=== Written instruction ===
Identify the lines that include the word "name", then copy all of them.
## START
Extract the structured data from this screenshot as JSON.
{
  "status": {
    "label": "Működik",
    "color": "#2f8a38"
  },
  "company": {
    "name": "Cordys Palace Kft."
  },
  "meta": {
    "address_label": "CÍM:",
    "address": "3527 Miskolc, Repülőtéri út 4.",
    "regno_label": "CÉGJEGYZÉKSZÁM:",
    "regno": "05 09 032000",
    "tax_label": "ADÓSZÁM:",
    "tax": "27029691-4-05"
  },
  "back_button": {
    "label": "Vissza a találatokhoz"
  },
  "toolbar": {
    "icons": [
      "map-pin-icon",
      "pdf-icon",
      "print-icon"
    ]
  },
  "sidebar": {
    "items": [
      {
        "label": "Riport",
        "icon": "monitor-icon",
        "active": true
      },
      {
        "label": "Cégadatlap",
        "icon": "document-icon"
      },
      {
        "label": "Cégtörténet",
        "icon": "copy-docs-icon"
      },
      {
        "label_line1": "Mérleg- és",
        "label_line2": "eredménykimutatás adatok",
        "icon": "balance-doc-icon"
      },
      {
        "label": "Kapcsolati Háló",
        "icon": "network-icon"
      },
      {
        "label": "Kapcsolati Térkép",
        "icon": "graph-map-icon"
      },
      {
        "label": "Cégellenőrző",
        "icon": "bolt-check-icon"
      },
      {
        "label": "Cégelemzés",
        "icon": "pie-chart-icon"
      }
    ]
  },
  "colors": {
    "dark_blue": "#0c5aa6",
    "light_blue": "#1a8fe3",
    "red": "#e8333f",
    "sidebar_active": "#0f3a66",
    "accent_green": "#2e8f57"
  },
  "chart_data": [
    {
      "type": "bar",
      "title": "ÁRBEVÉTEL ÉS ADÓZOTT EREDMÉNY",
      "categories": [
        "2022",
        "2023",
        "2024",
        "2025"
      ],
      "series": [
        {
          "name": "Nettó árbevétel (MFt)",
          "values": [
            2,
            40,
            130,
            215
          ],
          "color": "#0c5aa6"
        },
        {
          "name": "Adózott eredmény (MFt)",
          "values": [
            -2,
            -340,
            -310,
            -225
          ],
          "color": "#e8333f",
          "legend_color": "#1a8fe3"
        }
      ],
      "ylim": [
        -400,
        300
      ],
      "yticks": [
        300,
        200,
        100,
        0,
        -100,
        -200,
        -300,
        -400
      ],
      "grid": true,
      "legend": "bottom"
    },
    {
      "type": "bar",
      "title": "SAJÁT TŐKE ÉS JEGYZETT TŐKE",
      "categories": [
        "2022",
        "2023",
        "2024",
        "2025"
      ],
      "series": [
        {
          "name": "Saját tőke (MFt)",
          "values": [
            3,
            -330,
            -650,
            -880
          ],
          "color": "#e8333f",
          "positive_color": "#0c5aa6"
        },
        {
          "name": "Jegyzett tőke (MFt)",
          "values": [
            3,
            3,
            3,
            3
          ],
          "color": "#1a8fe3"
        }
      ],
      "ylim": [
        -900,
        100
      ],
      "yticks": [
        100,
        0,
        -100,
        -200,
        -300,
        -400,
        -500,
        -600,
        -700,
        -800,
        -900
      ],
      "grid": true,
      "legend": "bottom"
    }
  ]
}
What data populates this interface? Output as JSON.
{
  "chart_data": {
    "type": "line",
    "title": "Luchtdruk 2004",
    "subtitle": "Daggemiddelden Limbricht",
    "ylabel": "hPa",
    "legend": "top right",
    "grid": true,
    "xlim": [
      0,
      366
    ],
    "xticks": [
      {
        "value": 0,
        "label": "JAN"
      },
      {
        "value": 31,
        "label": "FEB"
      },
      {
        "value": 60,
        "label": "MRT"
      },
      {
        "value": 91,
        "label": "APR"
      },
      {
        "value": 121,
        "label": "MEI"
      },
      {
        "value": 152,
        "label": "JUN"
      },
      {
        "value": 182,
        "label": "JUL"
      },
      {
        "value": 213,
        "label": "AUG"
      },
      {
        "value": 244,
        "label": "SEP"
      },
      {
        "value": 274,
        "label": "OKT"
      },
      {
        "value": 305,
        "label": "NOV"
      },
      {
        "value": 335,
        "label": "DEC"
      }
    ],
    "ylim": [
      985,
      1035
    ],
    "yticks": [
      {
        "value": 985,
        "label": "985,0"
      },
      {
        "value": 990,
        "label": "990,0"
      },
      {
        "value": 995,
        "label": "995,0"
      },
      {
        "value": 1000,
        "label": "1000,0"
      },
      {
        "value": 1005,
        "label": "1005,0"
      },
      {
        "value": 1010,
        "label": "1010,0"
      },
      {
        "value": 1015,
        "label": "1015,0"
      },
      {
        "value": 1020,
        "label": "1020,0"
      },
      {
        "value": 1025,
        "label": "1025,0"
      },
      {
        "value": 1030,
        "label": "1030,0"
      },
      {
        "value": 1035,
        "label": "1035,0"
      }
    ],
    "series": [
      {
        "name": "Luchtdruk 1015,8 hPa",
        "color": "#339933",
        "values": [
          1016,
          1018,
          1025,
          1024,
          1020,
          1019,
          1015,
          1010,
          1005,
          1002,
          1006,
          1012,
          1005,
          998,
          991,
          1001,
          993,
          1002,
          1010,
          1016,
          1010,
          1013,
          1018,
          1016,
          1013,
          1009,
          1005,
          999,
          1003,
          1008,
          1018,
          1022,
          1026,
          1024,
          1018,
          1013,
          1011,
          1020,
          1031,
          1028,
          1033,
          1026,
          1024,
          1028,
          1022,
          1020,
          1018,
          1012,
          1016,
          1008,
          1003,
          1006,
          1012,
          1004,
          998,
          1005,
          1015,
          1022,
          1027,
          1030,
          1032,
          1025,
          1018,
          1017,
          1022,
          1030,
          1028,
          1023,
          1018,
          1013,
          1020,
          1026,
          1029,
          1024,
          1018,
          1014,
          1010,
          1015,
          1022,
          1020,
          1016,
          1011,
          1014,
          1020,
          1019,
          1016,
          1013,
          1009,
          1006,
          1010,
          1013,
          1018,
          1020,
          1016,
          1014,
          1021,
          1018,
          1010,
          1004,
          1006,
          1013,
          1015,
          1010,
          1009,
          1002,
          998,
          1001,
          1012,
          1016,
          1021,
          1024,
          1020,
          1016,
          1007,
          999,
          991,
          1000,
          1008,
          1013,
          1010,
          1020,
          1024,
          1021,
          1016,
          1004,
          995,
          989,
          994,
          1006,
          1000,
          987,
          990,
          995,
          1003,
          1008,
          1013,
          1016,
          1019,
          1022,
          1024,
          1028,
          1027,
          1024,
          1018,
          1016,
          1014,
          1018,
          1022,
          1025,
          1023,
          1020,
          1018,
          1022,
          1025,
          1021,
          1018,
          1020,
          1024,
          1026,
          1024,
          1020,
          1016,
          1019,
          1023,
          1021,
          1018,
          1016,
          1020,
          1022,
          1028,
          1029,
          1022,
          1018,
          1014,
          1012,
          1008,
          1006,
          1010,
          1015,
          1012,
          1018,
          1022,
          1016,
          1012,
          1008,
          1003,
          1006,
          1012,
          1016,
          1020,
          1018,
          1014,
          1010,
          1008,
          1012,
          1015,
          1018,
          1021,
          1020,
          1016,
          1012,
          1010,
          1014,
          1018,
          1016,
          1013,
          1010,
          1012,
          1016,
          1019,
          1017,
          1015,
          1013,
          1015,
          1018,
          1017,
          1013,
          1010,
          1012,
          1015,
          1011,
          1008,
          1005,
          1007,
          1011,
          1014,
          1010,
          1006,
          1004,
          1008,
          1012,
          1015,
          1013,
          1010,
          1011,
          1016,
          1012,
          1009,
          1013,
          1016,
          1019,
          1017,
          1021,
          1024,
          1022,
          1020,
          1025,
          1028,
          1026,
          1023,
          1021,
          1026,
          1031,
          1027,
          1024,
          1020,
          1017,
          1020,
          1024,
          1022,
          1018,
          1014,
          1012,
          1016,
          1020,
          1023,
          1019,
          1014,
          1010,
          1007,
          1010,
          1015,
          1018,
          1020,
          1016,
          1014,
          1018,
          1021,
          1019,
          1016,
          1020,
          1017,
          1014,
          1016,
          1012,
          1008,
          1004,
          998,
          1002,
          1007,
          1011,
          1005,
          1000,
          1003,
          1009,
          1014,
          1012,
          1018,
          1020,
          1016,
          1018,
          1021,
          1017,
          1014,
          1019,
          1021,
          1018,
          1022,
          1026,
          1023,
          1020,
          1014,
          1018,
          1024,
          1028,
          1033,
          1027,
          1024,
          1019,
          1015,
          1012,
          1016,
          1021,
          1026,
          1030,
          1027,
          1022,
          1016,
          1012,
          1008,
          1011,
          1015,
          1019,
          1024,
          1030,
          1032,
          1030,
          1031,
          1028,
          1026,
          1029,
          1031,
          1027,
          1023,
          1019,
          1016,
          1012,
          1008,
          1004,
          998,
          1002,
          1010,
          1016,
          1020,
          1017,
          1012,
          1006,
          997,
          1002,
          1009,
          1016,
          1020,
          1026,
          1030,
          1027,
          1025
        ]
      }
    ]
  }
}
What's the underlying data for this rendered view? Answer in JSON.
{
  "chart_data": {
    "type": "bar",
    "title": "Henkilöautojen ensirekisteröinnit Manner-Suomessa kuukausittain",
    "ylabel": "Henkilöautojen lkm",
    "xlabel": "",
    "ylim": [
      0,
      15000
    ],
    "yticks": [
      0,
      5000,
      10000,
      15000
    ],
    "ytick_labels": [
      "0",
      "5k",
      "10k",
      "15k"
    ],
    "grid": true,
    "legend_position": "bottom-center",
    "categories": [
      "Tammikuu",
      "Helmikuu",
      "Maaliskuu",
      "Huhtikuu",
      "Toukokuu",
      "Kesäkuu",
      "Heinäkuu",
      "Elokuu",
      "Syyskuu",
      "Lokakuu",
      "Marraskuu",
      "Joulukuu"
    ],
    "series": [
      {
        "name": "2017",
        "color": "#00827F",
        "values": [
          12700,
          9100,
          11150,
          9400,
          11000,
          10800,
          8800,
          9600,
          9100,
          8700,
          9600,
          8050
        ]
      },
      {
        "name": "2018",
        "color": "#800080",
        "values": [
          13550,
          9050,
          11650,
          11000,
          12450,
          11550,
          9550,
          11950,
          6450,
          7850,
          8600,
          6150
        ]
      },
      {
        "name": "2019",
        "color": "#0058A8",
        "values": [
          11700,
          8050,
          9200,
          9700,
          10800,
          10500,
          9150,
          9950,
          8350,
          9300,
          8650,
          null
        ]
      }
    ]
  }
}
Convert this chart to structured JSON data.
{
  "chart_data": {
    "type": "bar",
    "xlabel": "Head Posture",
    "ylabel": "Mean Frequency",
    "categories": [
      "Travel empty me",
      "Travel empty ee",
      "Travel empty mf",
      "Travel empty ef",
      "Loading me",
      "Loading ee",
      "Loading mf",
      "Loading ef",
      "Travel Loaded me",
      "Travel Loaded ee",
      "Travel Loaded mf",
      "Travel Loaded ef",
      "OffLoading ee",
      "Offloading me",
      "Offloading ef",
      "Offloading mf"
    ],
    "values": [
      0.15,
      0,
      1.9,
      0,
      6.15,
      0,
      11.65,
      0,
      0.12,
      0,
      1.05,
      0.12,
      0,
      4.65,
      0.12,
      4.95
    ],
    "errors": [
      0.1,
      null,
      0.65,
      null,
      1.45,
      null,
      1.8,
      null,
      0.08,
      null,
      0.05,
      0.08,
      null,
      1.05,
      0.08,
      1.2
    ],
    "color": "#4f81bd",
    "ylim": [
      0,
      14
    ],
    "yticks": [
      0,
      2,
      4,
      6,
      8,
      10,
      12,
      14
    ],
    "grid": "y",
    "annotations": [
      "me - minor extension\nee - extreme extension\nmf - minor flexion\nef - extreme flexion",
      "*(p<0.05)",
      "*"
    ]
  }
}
## END
=== Finished task ===
    "name": "Cordys Palace Kft."
          "name": "Nettó árbevétel (MFt)",
          "name": "Adózott eredmény (MFt)",
          "name": "Saját tőke (MFt)",
          "name": "Jegyzett tőke (MFt)",
        "name": "Luchtdruk 1015,8 hPa",
        "name": "2017",
        "name": "2018",
        "name": "2019",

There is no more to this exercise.